>> BEGIN Stored records
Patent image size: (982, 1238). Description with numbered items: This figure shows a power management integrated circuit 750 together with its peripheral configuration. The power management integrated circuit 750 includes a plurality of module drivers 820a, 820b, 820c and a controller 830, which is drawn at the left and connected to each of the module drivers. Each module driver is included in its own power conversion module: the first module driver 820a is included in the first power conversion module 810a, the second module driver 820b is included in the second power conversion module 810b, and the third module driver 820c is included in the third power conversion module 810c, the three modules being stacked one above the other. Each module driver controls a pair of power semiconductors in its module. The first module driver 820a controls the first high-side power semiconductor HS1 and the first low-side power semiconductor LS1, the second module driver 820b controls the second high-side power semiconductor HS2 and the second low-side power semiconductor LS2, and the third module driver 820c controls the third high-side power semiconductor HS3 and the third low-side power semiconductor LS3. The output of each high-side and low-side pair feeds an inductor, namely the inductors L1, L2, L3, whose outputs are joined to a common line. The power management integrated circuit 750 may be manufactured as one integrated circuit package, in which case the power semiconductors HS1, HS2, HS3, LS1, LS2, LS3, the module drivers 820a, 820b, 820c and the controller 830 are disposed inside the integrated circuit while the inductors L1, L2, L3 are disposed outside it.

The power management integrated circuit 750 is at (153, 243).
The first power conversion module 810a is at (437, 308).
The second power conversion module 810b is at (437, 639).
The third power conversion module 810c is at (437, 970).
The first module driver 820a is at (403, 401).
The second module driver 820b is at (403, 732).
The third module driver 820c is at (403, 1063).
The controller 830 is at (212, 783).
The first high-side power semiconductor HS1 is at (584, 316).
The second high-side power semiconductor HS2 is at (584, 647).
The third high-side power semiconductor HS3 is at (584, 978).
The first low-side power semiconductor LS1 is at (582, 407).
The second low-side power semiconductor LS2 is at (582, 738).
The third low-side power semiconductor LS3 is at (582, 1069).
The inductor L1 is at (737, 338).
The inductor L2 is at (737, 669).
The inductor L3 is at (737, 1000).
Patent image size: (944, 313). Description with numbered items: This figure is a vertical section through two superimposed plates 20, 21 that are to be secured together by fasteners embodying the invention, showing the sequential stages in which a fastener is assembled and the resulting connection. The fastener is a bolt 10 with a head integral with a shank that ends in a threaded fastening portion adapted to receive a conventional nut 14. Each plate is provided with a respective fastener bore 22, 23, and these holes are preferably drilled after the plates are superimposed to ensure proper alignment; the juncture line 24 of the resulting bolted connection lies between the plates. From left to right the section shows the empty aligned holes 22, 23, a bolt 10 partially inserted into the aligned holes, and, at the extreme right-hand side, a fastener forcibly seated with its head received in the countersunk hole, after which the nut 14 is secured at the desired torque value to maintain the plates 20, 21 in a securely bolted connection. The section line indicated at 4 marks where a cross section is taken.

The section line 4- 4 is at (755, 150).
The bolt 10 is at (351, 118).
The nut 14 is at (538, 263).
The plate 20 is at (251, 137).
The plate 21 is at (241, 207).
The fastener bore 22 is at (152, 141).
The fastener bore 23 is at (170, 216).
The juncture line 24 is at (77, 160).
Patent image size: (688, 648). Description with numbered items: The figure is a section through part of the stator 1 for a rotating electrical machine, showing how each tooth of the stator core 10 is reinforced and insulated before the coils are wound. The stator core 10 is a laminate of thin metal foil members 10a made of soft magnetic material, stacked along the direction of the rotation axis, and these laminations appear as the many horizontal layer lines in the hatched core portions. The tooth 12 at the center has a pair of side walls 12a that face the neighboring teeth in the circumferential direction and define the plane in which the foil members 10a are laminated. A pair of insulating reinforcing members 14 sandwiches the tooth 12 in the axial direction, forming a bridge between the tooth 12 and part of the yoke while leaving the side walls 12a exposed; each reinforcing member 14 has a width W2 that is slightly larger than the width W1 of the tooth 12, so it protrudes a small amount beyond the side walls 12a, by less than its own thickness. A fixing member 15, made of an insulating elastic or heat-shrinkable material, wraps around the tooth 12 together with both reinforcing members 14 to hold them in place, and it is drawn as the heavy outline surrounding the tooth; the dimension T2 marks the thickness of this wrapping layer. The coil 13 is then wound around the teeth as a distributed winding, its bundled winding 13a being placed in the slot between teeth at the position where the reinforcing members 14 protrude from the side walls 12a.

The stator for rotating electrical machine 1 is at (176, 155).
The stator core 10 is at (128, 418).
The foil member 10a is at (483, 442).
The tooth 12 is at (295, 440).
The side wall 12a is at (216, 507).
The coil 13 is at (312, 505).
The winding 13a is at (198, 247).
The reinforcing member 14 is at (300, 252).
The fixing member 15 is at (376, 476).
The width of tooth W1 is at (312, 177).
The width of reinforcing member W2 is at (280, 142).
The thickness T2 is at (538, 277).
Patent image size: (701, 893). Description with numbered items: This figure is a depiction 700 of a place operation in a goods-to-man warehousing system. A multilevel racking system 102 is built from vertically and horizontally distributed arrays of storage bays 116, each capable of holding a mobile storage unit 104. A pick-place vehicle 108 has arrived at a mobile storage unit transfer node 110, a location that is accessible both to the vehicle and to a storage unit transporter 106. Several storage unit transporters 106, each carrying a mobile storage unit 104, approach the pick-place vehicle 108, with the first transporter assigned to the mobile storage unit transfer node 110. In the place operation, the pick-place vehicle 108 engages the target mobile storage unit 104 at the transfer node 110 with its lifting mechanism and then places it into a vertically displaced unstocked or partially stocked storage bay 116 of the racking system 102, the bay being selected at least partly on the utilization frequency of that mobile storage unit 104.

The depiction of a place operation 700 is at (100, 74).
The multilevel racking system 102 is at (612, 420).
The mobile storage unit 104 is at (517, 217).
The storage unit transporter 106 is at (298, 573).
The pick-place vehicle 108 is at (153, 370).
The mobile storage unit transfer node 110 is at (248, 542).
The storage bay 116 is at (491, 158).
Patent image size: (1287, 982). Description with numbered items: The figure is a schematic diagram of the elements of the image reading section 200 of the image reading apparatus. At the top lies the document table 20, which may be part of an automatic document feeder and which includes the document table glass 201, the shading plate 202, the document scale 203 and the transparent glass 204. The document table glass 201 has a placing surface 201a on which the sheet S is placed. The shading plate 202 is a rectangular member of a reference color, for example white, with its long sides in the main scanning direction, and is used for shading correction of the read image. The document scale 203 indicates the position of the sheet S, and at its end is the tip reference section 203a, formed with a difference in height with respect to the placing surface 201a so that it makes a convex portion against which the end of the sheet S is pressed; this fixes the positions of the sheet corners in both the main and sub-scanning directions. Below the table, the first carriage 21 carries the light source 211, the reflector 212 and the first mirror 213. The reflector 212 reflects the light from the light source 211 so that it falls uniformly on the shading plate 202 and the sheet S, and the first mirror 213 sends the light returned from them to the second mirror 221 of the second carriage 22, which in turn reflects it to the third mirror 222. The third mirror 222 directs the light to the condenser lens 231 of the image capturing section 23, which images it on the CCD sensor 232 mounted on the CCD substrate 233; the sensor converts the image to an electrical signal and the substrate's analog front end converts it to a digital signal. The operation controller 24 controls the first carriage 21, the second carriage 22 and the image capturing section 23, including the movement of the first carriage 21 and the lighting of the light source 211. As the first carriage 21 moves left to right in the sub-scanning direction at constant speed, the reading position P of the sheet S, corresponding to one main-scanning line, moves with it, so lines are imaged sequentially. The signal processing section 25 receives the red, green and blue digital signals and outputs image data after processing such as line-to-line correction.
>> END Stored records
Copy out every line of the records above word for word.

Patent image size: (982, 1238). Description with numbered items: This figure shows a power management integrated circuit 750 together with its peripheral configuration. The power management integrated circuit 750 includes a plurality of module drivers 820a, 820b, 820c and a controller 830, which is drawn at the left and connected to each of the module drivers. Each module driver is included in its own power conversion module: the first module driver 820a is included in the first power conversion module 810a, the second module driver 820b is included in the second power conversion module 810b, and the third module driver 820c is included in the third power conversion module 810c, the three modules being stacked one above the other. Each module driver controls a pair of power semiconductors in its module. The first module driver 820a controls the first high-side power semiconductor HS1 and the first low-side power semiconductor LS1, the second module driver 820b controls the second high-side power semiconductor HS2 and the second low-side power semiconductor LS2, and the third module driver 820c controls the third high-side power semiconductor HS3 and the third low-side power semiconductor LS3. The output of each high-side and low-side pair feeds an inductor, namely the inductors L1, L2, L3, whose outputs are joined to a common line. The power management integrated circuit 750 may be manufactured as one integrated circuit package, in which case the power semiconductors HS1, HS2, HS3, LS1, LS2, LS3, the module drivers 820a, 820b, 820c and the controller 830 are disposed inside the integrated circuit while the inductors L1, L2, L3 are disposed outside it.

The power management integrated circuit 750 is at (153, 243).
The first power conversion module 810a is at (437, 308).
The second power conversion module 810b is at (437, 639).
The third power conversion module 810c is at (437, 970).
The first module driver 820a is at (403, 401).
The second module driver 820b is at (403, 732).
The third module driver 820c is at (403, 1063).
The controller 830 is at (212, 783).
The first high-side power semiconductor HS1 is at (584, 316).
The second high-side power semiconductor HS2 is at (584, 647).
The third high-side power semiconductor HS3 is at (584, 978).
The first low-side power semiconductor LS1 is at (582, 407).
The second low-side power semiconductor LS2 is at (582, 738).
The third low-side power semiconductor LS3 is at (582, 1069).
The inductor L1 is at (737, 338).
The inductor L2 is at (737, 669).
The inductor L3 is at (737, 1000).
Patent image size: (944, 313). Description with numbered items: This figure is a vertical section through two superimposed plates 20, 21 that are to be secured together by fasteners embodying the invention, showing the sequential stages in which a fastener is assembled and the resulting connection. The fastener is a bolt 10 with a head integral with a shank that ends in a threaded fastening portion adapted to receive a conventional nut 14. Each plate is provided with a respective fastener bore 22, 23, and these holes are preferably drilled after the plates are superimposed to ensure proper alignment; the juncture line 24 of the resulting bolted connection lies between the plates. From left to right the section shows the empty aligned holes 22, 23, a bolt 10 partially inserted into the aligned holes, and, at the extreme right-hand side, a fastener forcibly seated with its head received in the countersunk hole, after which the nut 14 is secured at the desired torque value to maintain the plates 20, 21 in a securely bolted connection. The section line indicated at 4 marks where a cross section is taken.

The section line 4- 4 is at (755, 150).
The bolt 10 is at (351, 118).
The nut 14 is at (538, 263).
The plate 20 is at (251, 137).
The plate 21 is at (241, 207).
The fastener bore 22 is at (152, 141).
The fastener bore 23 is at (170, 216).
The juncture line 24 is at (77, 160).
Patent image size: (688, 648). Description with numbered items: The figure is a section through part of the stator 1 for a rotating electrical machine, showing how each tooth of the stator core 10 is reinforced and insulated before the coils are wound. The stator core 10 is a laminate of thin metal foil members 10a made of soft magnetic material, stacked along the direction of the rotation axis, and these laminations appear as the many horizontal layer lines in the hatched core portions. The tooth 12 at the center has a pair of side walls 12a that face the neighboring teeth in the circumferential direction and define the plane in which the foil members 10a are laminated. A pair of insulating reinforcing members 14 sandwiches the tooth 12 in the axial direction, forming a bridge between the tooth 12 and part of the yoke while leaving the side walls 12a exposed; each reinforcing member 14 has a width W2 that is slightly larger than the width W1 of the tooth 12, so it protrudes a small amount beyond the side walls 12a, by less than its own thickness. A fixing member 15, made of an insulating elastic or heat-shrinkable material, wraps around the tooth 12 together with both reinforcing members 14 to hold them in place, and it is drawn as the heavy outline surrounding the tooth; the dimension T2 marks the thickness of this wrapping layer. The coil 13 is then wound around the teeth as a distributed winding, its bundled winding 13a being placed in the slot between teeth at the position where the reinforcing members 14 protrude from the side walls 12a.

The stator for rotating electrical machine 1 is at (176, 155).
The stator core 10 is at (128, 418).
The foil member 10a is at (483, 442).
The tooth 12 is at (295, 440).
The side wall 12a is at (216, 507).
The coil 13 is at (312, 505).
The winding 13a is at (198, 247).
The reinforcing member 14 is at (300, 252).
The fixing member 15 is at (376, 476).
The width of tooth W1 is at (312, 177).
The width of reinforcing member W2 is at (280, 142).
The thickness T2 is at (538, 277).
Patent image size: (701, 893). Description with numbered items: This figure is a depiction 700 of a place operation in a goods-to-man warehousing system. A multilevel racking system 102 is built from vertically and horizontally distributed arrays of storage bays 116, each capable of holding a mobile storage unit 104. A pick-place vehicle 108 has arrived at a mobile storage unit transfer node 110, a location that is accessible both to the vehicle and to a storage unit transporter 106. Several storage unit transporters 106, each carrying a mobile storage unit 104, approach the pick-place vehicle 108, with the first transporter assigned to the mobile storage unit transfer node 110. In the place operation, the pick-place vehicle 108 engages the target mobile storage unit 104 at the transfer node 110 with its lifting mechanism and then places it into a vertically displaced unstocked or partially stocked storage bay 116 of the racking system 102, the bay being selected at least partly on the utilization frequency of that mobile storage unit 104.

The depiction of a place operation 700 is at (100, 74).
The multilevel racking system 102 is at (612, 420).
The mobile storage unit 104 is at (517, 217).
The storage unit transporter 106 is at (298, 573).
The pick-place vehicle 108 is at (153, 370).
The mobile storage unit transfer node 110 is at (248, 542).
The storage bay 116 is at (491, 158).
Patent image size: (1287, 982). Description with numbered items: The figure is a schematic diagram of the elements of the image reading section 200 of the image reading apparatus. At the top lies the document table 20, which may be part of an automatic document feeder and which includes the document table glass 201, the shading plate 202, the document scale 203 and the transparent glass 204. The document table glass 201 has a placing surface 201a on which the sheet S is placed. The shading plate 202 is a rectangular member of a reference color, for example white, with its long sides in the main scanning direction, and is used for shading correction of the read image. The document scale 203 indicates the position of the sheet S, and at its end is the tip reference section 203a, formed with a difference in height with respect to the placing surface 201a so that it makes a convex portion against which the end of the sheet S is pressed; this fixes the positions of the sheet corners in both the main and sub-scanning directions. Below the table, the first carriage 21 carries the light source 211, the reflector 212 and the first mirror 213. The reflector 212 reflects the light from the light source 211 so that it falls uniformly on the shading plate 202 and the sheet S, and the first mirror 213 sends the light returned from them to the second mirror 221 of the second carriage 22, which in turn reflects it to the third mirror 222. The third mirror 222 directs the light to the condenser lens 231 of the image capturing section 23, which images it on the CCD sensor 232 mounted on the CCD substrate 233; the sensor converts the image to an electrical signal and the substrate's analog front end converts it to a digital signal. The operation controller 24 controls the first carriage 21, the second carriage 22 and the image capturing section 23, including the movement of the first carriage 21 and the lighting of the light source 211. As the first carriage 21 moves left to right in the sub-scanning direction at constant speed, the reading position P of the sheet S, corresponding to one main-scanning line, moves with it, so lines are imaged sequentially. The signal processing section 25 receives the red, green and blue digital signals and outputs image data after processing such as line-to-line correction.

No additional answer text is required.